Data extract =>
···

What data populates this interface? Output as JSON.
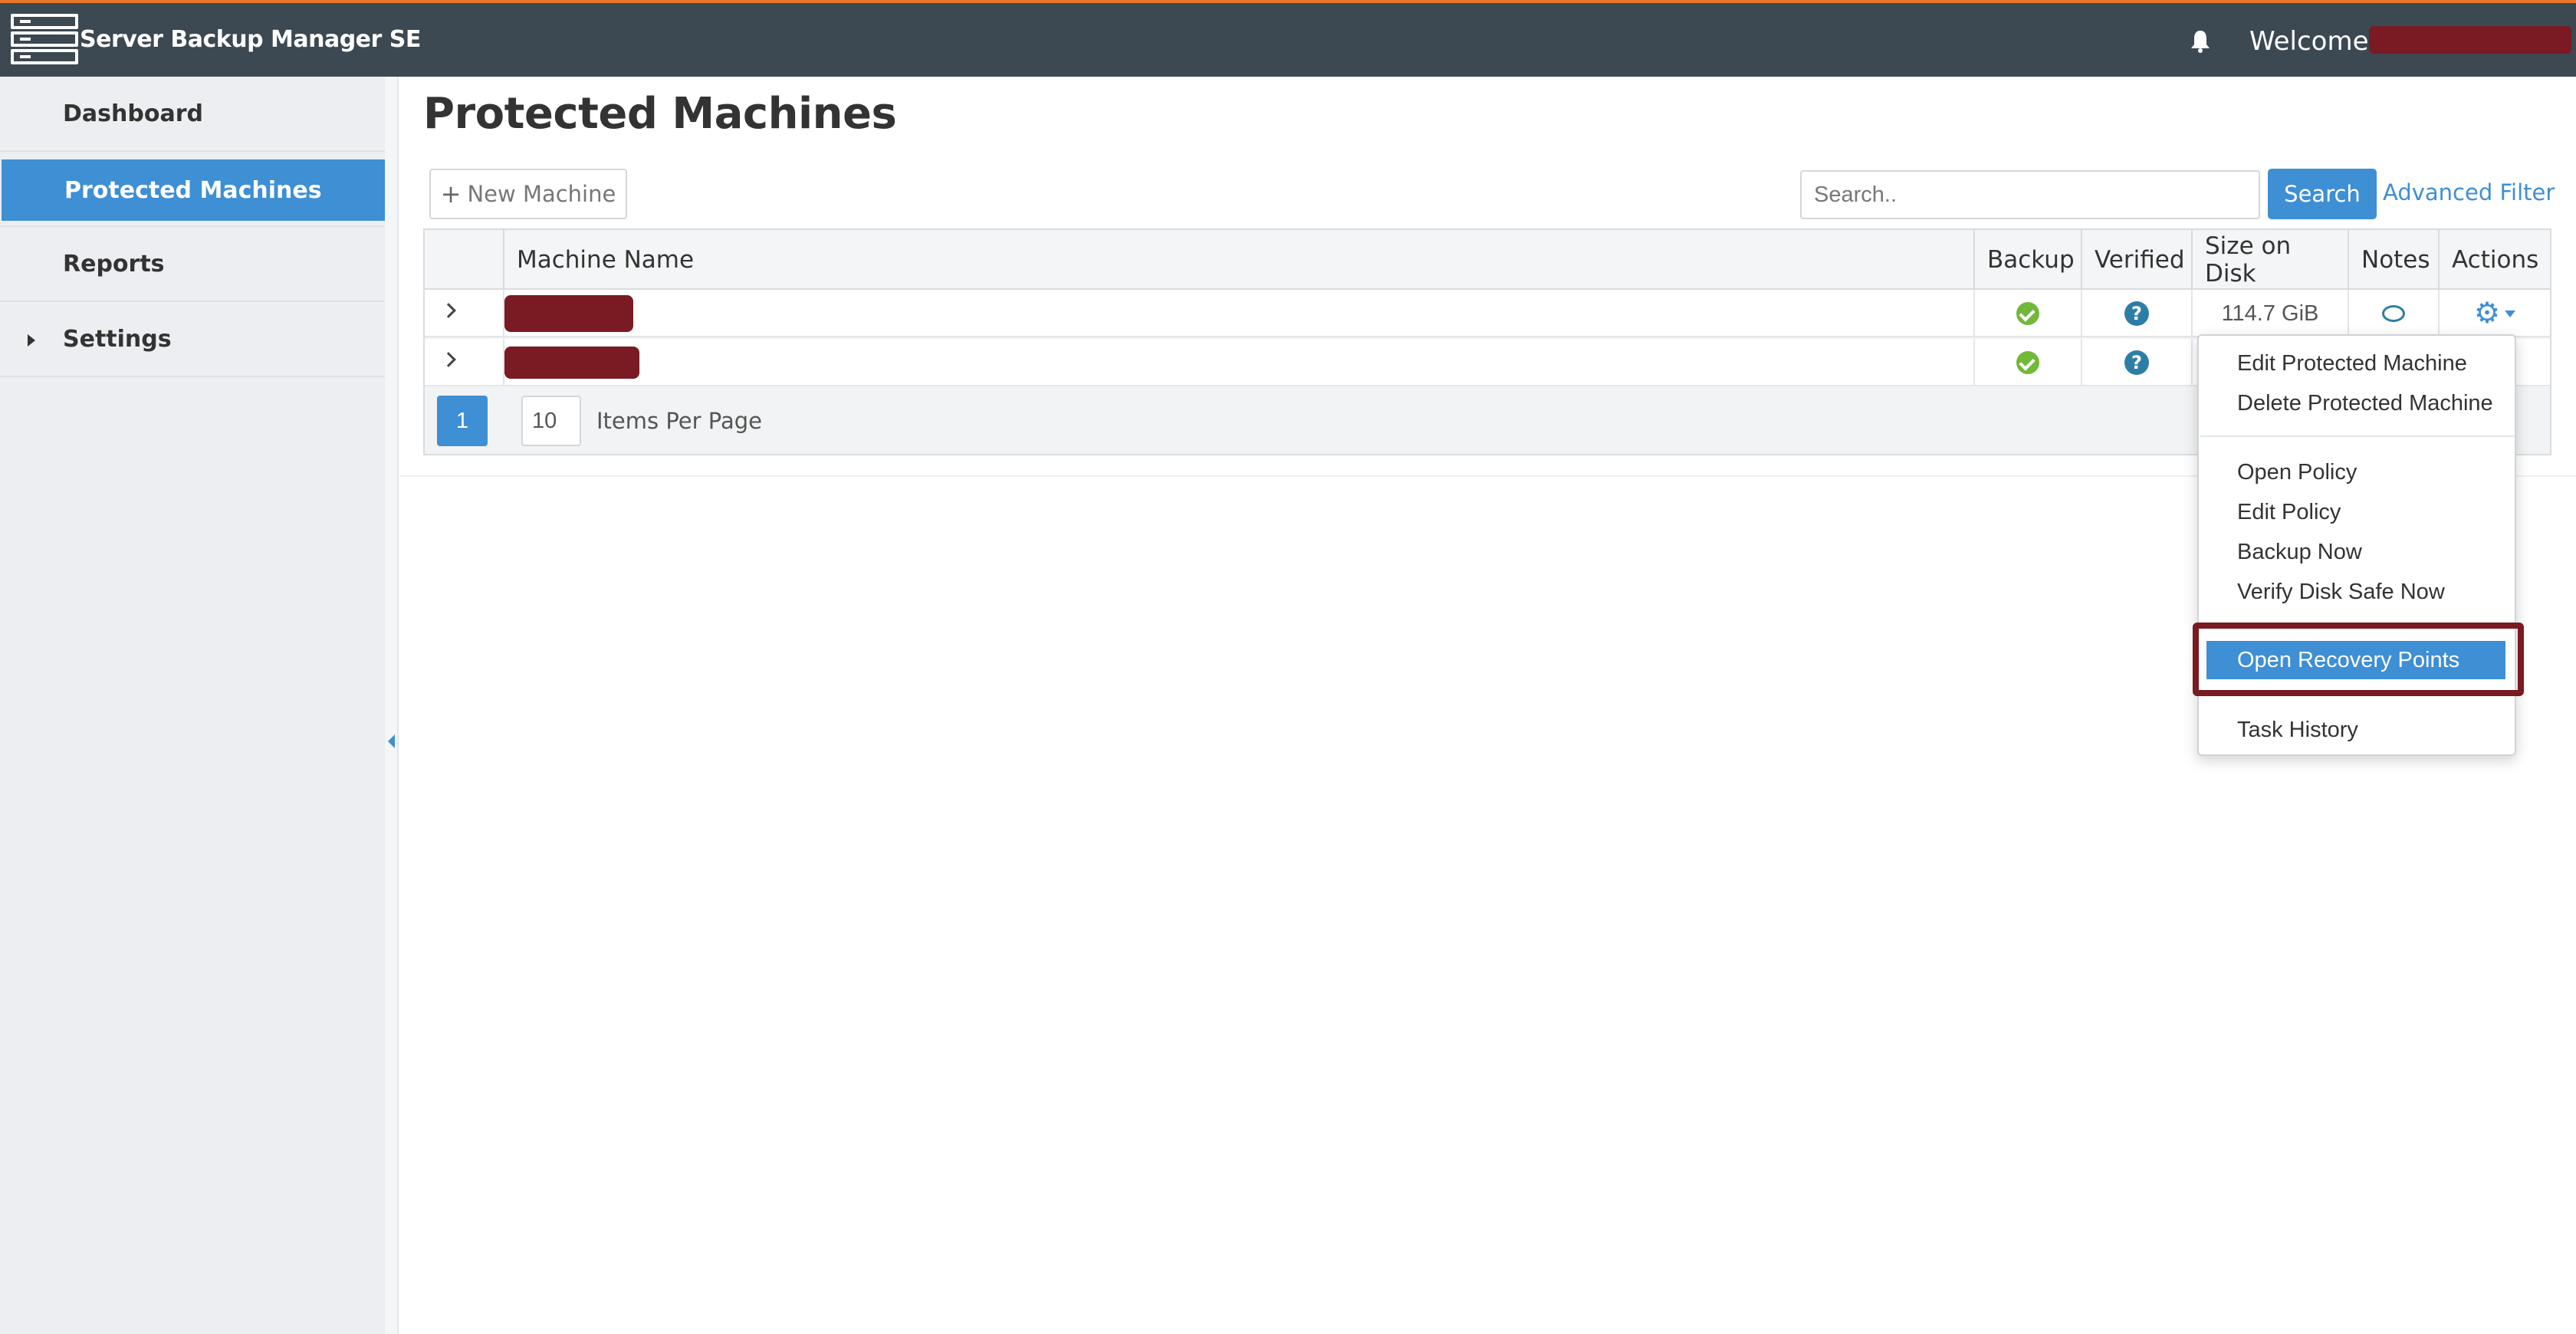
{
  "app": {
    "title": "Server Backup Manager SE",
    "welcome": "Welcome,"
  },
  "sidebar": {
    "items": [
      {
        "label": "Dashboard"
      },
      {
        "label": "Protected Machines"
      },
      {
        "label": "Reports"
      },
      {
        "label": "Settings"
      }
    ]
  },
  "page": {
    "title": "Protected Machines"
  },
  "toolbar": {
    "new_machine": "New Machine",
    "search_placeholder": "Search..",
    "search_button": "Search",
    "advanced_filter": "Advanced Filter"
  },
  "table": {
    "columns": [
      "Machine Name",
      "Backup",
      "Verified",
      "Size on Disk",
      "Notes",
      "Actions"
    ],
    "rows": [
      {
        "size": "114.7 GiB"
      },
      {
        "size": ""
      }
    ]
  },
  "pager": {
    "page": "1",
    "per_page": "10",
    "per_page_label": "Items Per Page"
  },
  "menu": {
    "items": [
      "Edit Protected Machine",
      "Delete Protected Machine",
      "Open Policy",
      "Edit Policy",
      "Backup Now",
      "Verify Disk Safe Now",
      "Open Recovery Points",
      "Task History"
    ]
  },
  "colors": {
    "accent": "#3e8fd4",
    "topbar": "#3c4852",
    "topbar_border": "#e8762b",
    "redaction": "#7a1a22"
  },
  "icons": [
    "server-icon",
    "bell-icon",
    "plus-icon",
    "check-circle-icon",
    "question-circle-icon",
    "comment-icon",
    "gear-icon",
    "chevron-right-icon"
  ]
}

···

Task details => Make an exact copy of every entry above, minus the images.

Result of the task =>
What data populates this interface? Output as JSON.
{
  "app": {
    "title": "Server Backup Manager SE",
    "welcome": "Welcome,"
  },
  "sidebar": {
    "items": [
      {
        "label": "Dashboard"
      },
      {
        "label": "Protected Machines"
      },
      {
        "label": "Reports"
      },
      {
        "label": "Settings"
      }
    ]
  },
  "page": {
    "title": "Protected Machines"
  },
  "toolbar": {
    "new_machine": "New Machine",
    "search_placeholder": "Search..",
    "search_button": "Search",
    "advanced_filter": "Advanced Filter"
  },
  "table": {
    "columns": [
      "Machine Name",
      "Backup",
      "Verified",
      "Size on Disk",
      "Notes",
      "Actions"
    ],
    "rows": [
      {
        "size": "114.7 GiB"
      },
      {
        "size": ""
      }
    ]
  },
  "pager": {
    "page": "1",
    "per_page": "10",
    "per_page_label": "Items Per Page"
  },
  "menu": {
    "items": [
      "Edit Protected Machine",
      "Delete Protected Machine",
      "Open Policy",
      "Edit Policy",
      "Backup Now",
      "Verify Disk Safe Now",
      "Open Recovery Points",
      "Task History"
    ]
  },
  "colors": {
    "accent": "#3e8fd4",
    "topbar": "#3c4852",
    "topbar_border": "#e8762b",
    "redaction": "#7a1a22"
  },
  "icons": [
    "server-icon",
    "bell-icon",
    "plus-icon",
    "check-circle-icon",
    "question-circle-icon",
    "comment-icon",
    "gear-icon",
    "chevron-right-icon"
  ]
}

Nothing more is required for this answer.